# [EXERCISE TASK]
Output all lines exactly.

■ ■ ■ ■ ■

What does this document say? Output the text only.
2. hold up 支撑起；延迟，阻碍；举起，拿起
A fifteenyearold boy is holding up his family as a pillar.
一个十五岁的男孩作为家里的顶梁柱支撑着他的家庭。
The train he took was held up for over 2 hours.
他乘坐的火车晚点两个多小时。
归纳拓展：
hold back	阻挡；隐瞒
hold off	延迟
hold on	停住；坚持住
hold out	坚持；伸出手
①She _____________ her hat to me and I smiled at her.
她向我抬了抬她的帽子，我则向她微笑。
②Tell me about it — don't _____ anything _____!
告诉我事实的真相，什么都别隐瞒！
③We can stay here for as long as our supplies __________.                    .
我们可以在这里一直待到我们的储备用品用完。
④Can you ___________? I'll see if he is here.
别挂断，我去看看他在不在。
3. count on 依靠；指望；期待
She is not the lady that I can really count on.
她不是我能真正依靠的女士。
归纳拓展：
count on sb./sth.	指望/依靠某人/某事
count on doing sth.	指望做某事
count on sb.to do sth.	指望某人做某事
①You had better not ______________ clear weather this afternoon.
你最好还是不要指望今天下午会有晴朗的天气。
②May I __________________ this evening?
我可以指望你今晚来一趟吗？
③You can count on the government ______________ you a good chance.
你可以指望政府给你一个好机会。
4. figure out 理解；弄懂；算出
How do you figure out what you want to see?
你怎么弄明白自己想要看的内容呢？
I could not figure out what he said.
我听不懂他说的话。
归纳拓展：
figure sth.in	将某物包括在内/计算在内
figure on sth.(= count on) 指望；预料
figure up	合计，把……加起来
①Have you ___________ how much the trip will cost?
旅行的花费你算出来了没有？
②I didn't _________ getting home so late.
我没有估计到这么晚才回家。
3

■ ■ ■ ■ ■

# [FULL SOLUTION]
What does this document say? Output the text only.
2. hold up 支撑起；延迟，阻碍；举起，拿起
A fifteenyearold boy is holding up his family as a pillar.
一个十五岁的男孩作为家里的顶梁柱支撑着他的家庭。
The train he took was held up for over 2 hours.
他乘坐的火车晚点两个多小时。
归纳拓展：
hold back	阻挡；隐瞒
hold off	延迟
hold on	停住；坚持住
hold out	坚持；伸出手
①She _____________ her hat to me and I smiled at her.
她向我抬了抬她的帽子，我则向她微笑。
②Tell me about it — don't _____ anything _____!
告诉我事实的真相，什么都别隐瞒！
③We can stay here for as long as our supplies __________.                    .
我们可以在这里一直待到我们的储备用品用完。
④Can you ___________? I'll see if he is here.
别挂断，我去看看他在不在。
3. count on 依靠；指望；期待
She is not the lady that I can really count on.
她不是我能真正依靠的女士。
归纳拓展：
count on sb./sth.	指望/依靠某人/某事
count on doing sth.	指望做某事
count on sb.to do sth.	指望某人做某事
①You had better not ______________ clear weather this afternoon.
你最好还是不要指望今天下午会有晴朗的天气。
②May I __________________ this evening?
我可以指望你今晚来一趟吗？
③You can count on the government ______________ you a good chance.
你可以指望政府给你一个好机会。
4. figure out 理解；弄懂；算出
How do you figure out what you want to see?
你怎么弄明白自己想要看的内容呢？
I could not figure out what he said.
我听不懂他说的话。
归纳拓展：
figure sth.in	将某物包括在内/计算在内
figure on sth.(= count on) 指望；预料
figure up	合计，把……加起来
①Have you ___________ how much the trip will cost?
旅行的花费你算出来了没有？
②I didn't _________ getting home so late.
我没有估计到这么晚才回家。
3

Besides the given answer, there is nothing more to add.